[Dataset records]
· · · ·
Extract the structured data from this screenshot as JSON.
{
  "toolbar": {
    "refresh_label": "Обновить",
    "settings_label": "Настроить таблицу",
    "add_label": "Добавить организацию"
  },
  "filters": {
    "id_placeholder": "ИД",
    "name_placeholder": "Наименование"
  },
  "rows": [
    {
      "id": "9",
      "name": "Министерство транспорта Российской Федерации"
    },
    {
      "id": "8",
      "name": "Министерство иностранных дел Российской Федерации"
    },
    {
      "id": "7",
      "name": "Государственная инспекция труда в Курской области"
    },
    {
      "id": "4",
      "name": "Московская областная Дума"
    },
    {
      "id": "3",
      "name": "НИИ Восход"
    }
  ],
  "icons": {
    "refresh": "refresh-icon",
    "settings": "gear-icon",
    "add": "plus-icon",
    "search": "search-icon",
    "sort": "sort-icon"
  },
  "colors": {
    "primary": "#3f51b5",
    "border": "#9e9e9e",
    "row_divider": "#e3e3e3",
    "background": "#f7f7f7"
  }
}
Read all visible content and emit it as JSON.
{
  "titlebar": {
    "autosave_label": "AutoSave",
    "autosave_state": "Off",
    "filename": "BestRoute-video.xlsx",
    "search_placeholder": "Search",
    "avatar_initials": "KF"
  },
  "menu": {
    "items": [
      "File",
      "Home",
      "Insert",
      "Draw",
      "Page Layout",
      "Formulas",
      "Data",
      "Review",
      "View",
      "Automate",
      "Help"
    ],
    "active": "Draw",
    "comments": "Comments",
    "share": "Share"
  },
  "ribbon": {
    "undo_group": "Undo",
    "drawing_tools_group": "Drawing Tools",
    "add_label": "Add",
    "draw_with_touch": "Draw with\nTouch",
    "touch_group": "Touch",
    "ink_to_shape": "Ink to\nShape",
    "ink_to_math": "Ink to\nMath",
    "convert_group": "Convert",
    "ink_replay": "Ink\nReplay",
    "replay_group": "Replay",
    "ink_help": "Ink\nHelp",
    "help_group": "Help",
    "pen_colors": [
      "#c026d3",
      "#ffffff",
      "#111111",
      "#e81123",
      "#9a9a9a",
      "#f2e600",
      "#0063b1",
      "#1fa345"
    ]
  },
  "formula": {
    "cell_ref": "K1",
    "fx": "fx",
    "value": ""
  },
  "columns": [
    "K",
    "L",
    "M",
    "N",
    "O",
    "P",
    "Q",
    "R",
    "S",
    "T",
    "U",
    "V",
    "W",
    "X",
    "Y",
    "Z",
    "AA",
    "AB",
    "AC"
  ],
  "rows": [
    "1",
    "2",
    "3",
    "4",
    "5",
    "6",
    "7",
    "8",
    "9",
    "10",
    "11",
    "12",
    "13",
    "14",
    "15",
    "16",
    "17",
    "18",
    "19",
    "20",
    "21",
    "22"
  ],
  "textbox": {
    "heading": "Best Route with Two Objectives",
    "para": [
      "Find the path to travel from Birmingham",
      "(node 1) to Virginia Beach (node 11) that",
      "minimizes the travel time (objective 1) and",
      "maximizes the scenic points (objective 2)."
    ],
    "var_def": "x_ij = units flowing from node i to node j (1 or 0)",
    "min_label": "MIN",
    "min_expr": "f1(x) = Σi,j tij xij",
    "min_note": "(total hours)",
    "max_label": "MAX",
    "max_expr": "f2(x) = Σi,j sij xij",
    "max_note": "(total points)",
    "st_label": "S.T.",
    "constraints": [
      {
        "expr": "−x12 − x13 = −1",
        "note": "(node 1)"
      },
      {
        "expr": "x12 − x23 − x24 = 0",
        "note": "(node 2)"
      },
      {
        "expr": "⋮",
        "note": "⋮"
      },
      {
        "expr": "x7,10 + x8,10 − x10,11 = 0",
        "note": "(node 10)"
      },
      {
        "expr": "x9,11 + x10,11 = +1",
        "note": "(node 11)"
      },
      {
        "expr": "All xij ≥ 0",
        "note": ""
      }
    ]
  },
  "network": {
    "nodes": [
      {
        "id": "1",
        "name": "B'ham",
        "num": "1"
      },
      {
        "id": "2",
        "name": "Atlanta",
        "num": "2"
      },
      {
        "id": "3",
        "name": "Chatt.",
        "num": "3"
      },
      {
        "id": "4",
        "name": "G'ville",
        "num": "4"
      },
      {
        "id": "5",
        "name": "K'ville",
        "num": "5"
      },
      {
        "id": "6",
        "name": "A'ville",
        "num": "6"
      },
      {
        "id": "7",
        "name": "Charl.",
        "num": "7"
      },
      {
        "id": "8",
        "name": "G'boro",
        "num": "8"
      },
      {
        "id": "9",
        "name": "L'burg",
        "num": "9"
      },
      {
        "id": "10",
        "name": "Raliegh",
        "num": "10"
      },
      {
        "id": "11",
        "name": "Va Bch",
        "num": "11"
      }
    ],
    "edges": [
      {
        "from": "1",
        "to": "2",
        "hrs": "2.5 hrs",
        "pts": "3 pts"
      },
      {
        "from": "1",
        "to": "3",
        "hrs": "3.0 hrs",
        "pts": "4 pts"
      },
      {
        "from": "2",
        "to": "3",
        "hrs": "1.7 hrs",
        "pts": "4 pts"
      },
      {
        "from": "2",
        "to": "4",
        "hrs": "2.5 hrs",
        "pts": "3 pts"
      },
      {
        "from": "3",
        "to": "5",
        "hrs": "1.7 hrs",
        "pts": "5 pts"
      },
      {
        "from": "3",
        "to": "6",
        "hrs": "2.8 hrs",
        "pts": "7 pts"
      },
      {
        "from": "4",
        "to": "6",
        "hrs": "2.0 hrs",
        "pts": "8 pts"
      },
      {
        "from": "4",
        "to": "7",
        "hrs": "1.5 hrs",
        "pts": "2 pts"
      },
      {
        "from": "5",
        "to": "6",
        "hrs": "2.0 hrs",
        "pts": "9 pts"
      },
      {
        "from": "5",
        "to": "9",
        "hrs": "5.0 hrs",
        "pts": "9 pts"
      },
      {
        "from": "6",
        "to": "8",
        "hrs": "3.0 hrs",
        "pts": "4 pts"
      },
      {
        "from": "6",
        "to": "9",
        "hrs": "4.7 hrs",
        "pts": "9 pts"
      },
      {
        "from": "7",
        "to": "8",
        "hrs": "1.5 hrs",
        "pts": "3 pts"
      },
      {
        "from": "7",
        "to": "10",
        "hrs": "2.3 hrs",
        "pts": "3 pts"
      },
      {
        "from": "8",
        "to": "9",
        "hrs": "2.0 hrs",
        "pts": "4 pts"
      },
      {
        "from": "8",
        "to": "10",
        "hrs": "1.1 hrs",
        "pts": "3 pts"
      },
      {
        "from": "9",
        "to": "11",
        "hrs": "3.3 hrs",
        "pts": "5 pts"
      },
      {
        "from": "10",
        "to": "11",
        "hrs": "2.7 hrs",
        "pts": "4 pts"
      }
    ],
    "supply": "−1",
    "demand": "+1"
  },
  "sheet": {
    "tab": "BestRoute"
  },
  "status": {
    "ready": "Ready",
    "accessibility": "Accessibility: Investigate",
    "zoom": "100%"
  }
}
· · · ·
Written problem: Quote the material exactly, leaving nothing out.

Full response:
Extract the structured data from this screenshot as JSON.
{
  "toolbar": {
    "refresh_label": "Обновить",
    "settings_label": "Настроить таблицу",
    "add_label": "Добавить организацию"
  },
  "filters": {
    "id_placeholder": "ИД",
    "name_placeholder": "Наименование"
  },
  "rows": [
    {
      "id": "9",
      "name": "Министерство транспорта Российской Федерации"
    },
    {
      "id": "8",
      "name": "Министерство иностранных дел Российской Федерации"
    },
    {
      "id": "7",
      "name": "Государственная инспекция труда в Курской области"
    },
    {
      "id": "4",
      "name": "Московская областная Дума"
    },
    {
      "id": "3",
      "name": "НИИ Восход"
    }
  ],
  "icons": {
    "refresh": "refresh-icon",
    "settings": "gear-icon",
    "add": "plus-icon",
    "search": "search-icon",
    "sort": "sort-icon"
  },
  "colors": {
    "primary": "#3f51b5",
    "border": "#9e9e9e",
    "row_divider": "#e3e3e3",
    "background": "#f7f7f7"
  }
}
Read all visible content and emit it as JSON.
{
  "titlebar": {
    "autosave_label": "AutoSave",
    "autosave_state": "Off",
    "filename": "BestRoute-video.xlsx",
    "search_placeholder": "Search",
    "avatar_initials": "KF"
  },
  "menu": {
    "items": [
      "File",
      "Home",
      "Insert",
      "Draw",
      "Page Layout",
      "Formulas",
      "Data",
      "Review",
      "View",
      "Automate",
      "Help"
    ],
    "active": "Draw",
    "comments": "Comments",
    "share": "Share"
  },
  "ribbon": {
    "undo_group": "Undo",
    "drawing_tools_group": "Drawing Tools",
    "add_label": "Add",
    "draw_with_touch": "Draw with\nTouch",
    "touch_group": "Touch",
    "ink_to_shape": "Ink to\nShape",
    "ink_to_math": "Ink to\nMath",
    "convert_group": "Convert",
    "ink_replay": "Ink\nReplay",
    "replay_group": "Replay",
    "ink_help": "Ink\nHelp",
    "help_group": "Help",
    "pen_colors": [
      "#c026d3",
      "#ffffff",
      "#111111",
      "#e81123",
      "#9a9a9a",
      "#f2e600",
      "#0063b1",
      "#1fa345"
    ]
  },
  "formula": {
    "cell_ref": "K1",
    "fx": "fx",
    "value": ""
  },
  "columns": [
    "K",
    "L",
    "M",
    "N",
    "O",
    "P",
    "Q",
    "R",
    "S",
    "T",
    "U",
    "V",
    "W",
    "X",
    "Y",
    "Z",
    "AA",
    "AB",
    "AC"
  ],
  "rows": [
    "1",
    "2",
    "3",
    "4",
    "5",
    "6",
    "7",
    "8",
    "9",
    "10",
    "11",
    "12",
    "13",
    "14",
    "15",
    "16",
    "17",
    "18",
    "19",
    "20",
    "21",
    "22"
  ],
  "textbox": {
    "heading": "Best Route with Two Objectives",
    "para": [
      "Find the path to travel from Birmingham",
      "(node 1) to Virginia Beach (node 11) that",
      "minimizes the travel time (objective 1) and",
      "maximizes the scenic points (objective 2)."
    ],
    "var_def": "x_ij = units flowing from node i to node j (1 or 0)",
    "min_label": "MIN",
    "min_expr": "f1(x) = Σi,j tij xij",
    "min_note": "(total hours)",
    "max_label": "MAX",
    "max_expr": "f2(x) = Σi,j sij xij",
    "max_note": "(total points)",
    "st_label": "S.T.",
    "constraints": [
      {
        "expr": "−x12 − x13 = −1",
        "note": "(node 1)"
      },
      {
        "expr": "x12 − x23 − x24 = 0",
        "note": "(node 2)"
      },
      {
        "expr": "⋮",
        "note": "⋮"
      },
      {
        "expr": "x7,10 + x8,10 − x10,11 = 0",
        "note": "(node 10)"
      },
      {
        "expr": "x9,11 + x10,11 = +1",
        "note": "(node 11)"
      },
      {
        "expr": "All xij ≥ 0",
        "note": ""
      }
    ]
  },
  "network": {
    "nodes": [
      {
        "id": "1",
        "name": "B'ham",
        "num": "1"
      },
      {
        "id": "2",
        "name": "Atlanta",
        "num": "2"
      },
      {
        "id": "3",
        "name": "Chatt.",
        "num": "3"
      },
      {
        "id": "4",
        "name": "G'ville",
        "num": "4"
      },
      {
        "id": "5",
        "name": "K'ville",
        "num": "5"
      },
      {
        "id": "6",
        "name": "A'ville",
        "num": "6"
      },
      {
        "id": "7",
        "name": "Charl.",
        "num": "7"
      },
      {
        "id": "8",
        "name": "G'boro",
        "num": "8"
      },
      {
        "id": "9",
        "name": "L'burg",
        "num": "9"
      },
      {
        "id": "10",
        "name": "Raliegh",
        "num": "10"
      },
      {
        "id": "11",
        "name": "Va Bch",
        "num": "11"
      }
    ],
    "edges": [
      {
        "from": "1",
        "to": "2",
        "hrs": "2.5 hrs",
        "pts": "3 pts"
      },
      {
        "from": "1",
        "to": "3",
        "hrs": "3.0 hrs",
        "pts": "4 pts"
      },
      {
        "from": "2",
        "to": "3",
        "hrs": "1.7 hrs",
        "pts": "4 pts"
      },
      {
        "from": "2",
        "to": "4",
        "hrs": "2.5 hrs",
        "pts": "3 pts"
      },
      {
        "from": "3",
        "to": "5",
        "hrs": "1.7 hrs",
        "pts": "5 pts"
      },
      {
        "from": "3",
        "to": "6",
        "hrs": "2.8 hrs",
        "pts": "7 pts"
      },
      {
        "from": "4",
        "to": "6",
        "hrs": "2.0 hrs",
        "pts": "8 pts"
      },
      {
        "from": "4",
        "to": "7",
        "hrs": "1.5 hrs",
        "pts": "2 pts"
      },
      {
        "from": "5",
        "to": "6",
        "hrs": "2.0 hrs",
        "pts": "9 pts"
      },
      {
        "from": "5",
        "to": "9",
        "hrs": "5.0 hrs",
        "pts": "9 pts"
      },
      {
        "from": "6",
        "to": "8",
        "hrs": "3.0 hrs",
        "pts": "4 pts"
      },
      {
        "from": "6",
        "to": "9",
        "hrs": "4.7 hrs",
        "pts": "9 pts"
      },
      {
        "from": "7",
        "to": "8",
        "hrs": "1.5 hrs",
        "pts": "3 pts"
      },
      {
        "from": "7",
        "to": "10",
        "hrs": "2.3 hrs",
        "pts": "3 pts"
      },
      {
        "from": "8",
        "to": "9",
        "hrs": "2.0 hrs",
        "pts": "4 pts"
      },
      {
        "from": "8",
        "to": "10",
        "hrs": "1.1 hrs",
        "pts": "3 pts"
      },
      {
        "from": "9",
        "to": "11",
        "hrs": "3.3 hrs",
        "pts": "5 pts"
      },
      {
        "from": "10",
        "to": "11",
        "hrs": "2.7 hrs",
        "pts": "4 pts"
      }
    ],
    "supply": "−1",
    "demand": "+1"
  },
  "sheet": {
    "tab": "BestRoute"
  },
  "status": {
    "ready": "Ready",
    "accessibility": "Accessibility: Investigate",
    "zoom": "100%"
  }
}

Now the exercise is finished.